(Records about charts and figures)

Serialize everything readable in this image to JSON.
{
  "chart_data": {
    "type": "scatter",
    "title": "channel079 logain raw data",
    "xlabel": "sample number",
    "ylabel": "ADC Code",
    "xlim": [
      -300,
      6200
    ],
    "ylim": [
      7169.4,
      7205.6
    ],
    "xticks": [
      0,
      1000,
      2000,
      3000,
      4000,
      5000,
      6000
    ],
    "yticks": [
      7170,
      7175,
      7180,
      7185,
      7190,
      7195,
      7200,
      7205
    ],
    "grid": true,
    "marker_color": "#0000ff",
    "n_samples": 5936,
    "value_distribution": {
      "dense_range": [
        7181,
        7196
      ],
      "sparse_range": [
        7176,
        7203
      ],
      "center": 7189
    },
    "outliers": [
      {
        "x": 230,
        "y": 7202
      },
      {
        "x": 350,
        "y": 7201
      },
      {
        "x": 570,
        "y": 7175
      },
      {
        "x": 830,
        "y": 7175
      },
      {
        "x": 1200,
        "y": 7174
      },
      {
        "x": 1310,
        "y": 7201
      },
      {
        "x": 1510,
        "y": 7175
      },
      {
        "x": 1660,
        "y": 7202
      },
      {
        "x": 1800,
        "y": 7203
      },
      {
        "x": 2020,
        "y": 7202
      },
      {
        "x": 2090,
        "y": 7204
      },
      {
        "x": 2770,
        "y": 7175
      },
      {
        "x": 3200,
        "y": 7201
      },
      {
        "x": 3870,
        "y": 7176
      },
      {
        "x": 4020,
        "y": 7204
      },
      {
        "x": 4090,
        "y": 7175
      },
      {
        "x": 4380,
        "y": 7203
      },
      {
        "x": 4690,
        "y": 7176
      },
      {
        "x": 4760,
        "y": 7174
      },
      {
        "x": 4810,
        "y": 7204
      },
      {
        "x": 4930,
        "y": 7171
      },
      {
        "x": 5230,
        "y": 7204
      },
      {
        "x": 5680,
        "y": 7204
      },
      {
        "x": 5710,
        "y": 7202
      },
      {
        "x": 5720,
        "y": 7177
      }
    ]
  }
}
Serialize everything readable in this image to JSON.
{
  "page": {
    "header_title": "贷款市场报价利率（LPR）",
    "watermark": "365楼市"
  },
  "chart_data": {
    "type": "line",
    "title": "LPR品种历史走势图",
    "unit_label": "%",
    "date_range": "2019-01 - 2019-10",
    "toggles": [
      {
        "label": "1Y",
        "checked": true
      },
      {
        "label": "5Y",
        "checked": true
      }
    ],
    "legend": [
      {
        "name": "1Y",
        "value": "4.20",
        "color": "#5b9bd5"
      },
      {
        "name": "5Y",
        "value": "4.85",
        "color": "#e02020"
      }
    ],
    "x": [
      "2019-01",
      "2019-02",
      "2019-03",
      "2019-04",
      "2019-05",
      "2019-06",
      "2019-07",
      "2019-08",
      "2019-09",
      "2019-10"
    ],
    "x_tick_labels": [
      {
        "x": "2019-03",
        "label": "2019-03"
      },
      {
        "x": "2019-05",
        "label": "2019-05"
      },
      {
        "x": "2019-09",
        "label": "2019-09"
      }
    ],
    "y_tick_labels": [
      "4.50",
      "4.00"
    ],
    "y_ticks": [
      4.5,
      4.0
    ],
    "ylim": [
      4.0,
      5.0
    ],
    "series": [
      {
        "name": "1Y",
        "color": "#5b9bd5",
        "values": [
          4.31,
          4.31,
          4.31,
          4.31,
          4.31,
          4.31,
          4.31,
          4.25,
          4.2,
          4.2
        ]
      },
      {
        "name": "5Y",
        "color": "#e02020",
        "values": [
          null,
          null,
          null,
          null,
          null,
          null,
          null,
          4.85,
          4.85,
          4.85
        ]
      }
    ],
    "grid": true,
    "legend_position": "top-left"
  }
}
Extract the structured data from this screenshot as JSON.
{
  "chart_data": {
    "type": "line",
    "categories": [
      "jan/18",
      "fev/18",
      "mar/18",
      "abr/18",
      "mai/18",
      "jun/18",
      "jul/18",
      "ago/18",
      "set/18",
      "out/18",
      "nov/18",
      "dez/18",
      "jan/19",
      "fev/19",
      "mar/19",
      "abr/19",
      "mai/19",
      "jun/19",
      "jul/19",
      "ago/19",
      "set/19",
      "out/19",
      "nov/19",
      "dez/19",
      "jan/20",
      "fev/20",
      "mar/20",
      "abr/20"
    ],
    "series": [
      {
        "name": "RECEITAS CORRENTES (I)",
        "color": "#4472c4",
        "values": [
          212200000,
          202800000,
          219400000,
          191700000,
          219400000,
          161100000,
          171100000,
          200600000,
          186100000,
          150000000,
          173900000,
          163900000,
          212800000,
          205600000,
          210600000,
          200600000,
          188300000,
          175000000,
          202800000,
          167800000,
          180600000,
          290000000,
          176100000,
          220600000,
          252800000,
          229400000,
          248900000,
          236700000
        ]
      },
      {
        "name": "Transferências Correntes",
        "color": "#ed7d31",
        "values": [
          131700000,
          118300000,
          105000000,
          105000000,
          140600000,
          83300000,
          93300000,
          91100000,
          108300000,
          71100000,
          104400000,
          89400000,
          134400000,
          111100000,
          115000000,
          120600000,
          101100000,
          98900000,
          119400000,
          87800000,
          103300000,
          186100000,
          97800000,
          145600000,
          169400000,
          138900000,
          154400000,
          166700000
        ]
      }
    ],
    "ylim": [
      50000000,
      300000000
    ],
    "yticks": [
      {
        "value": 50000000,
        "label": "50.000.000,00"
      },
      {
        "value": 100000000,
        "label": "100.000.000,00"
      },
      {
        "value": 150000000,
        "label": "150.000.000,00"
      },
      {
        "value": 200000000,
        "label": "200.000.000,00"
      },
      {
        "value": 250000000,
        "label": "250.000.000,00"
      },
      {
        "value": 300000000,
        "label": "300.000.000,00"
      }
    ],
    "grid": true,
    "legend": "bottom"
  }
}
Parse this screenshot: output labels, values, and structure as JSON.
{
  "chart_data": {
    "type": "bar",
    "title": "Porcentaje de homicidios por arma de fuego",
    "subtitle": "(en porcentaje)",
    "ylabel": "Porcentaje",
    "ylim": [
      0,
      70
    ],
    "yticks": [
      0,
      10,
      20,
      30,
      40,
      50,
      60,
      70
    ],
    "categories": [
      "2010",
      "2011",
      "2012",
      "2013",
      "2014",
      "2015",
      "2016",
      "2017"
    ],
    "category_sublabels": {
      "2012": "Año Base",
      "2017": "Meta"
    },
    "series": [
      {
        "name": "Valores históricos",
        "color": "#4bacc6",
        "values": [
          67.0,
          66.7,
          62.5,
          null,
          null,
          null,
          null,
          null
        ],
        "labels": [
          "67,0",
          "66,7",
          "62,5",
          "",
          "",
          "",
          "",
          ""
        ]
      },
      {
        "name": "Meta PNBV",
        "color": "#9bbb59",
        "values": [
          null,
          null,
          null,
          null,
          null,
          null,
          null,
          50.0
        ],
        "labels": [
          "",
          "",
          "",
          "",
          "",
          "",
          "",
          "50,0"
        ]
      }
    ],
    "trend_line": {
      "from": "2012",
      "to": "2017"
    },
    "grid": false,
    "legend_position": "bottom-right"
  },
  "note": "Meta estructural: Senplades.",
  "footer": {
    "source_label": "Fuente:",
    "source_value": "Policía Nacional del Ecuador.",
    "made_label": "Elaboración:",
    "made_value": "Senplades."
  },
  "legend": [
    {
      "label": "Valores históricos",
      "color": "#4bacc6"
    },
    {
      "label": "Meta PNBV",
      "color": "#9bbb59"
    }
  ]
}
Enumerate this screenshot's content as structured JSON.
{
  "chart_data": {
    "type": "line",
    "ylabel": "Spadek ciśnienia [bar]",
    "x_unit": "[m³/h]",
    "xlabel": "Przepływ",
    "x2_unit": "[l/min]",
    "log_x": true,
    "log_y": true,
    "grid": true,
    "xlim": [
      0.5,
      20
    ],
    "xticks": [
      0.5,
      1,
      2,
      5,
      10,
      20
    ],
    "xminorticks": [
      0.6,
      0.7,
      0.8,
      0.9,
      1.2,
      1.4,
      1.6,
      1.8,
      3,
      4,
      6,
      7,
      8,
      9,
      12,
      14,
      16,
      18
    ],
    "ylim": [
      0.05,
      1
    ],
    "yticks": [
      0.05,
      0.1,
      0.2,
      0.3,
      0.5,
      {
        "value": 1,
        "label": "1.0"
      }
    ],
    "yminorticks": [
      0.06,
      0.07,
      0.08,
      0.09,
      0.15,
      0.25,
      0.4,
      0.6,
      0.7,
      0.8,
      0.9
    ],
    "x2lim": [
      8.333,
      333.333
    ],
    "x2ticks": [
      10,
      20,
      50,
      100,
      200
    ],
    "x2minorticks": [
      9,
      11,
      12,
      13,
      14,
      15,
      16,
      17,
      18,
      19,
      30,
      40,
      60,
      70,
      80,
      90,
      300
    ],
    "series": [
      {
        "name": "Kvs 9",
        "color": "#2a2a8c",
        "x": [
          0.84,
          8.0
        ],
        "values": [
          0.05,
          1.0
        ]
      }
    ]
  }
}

§ DESCRIPTION OF THE TASK
Tally the lines above that contain the word "Senplades", and reply with only the number.

§ EXERCISE SOLUTION
2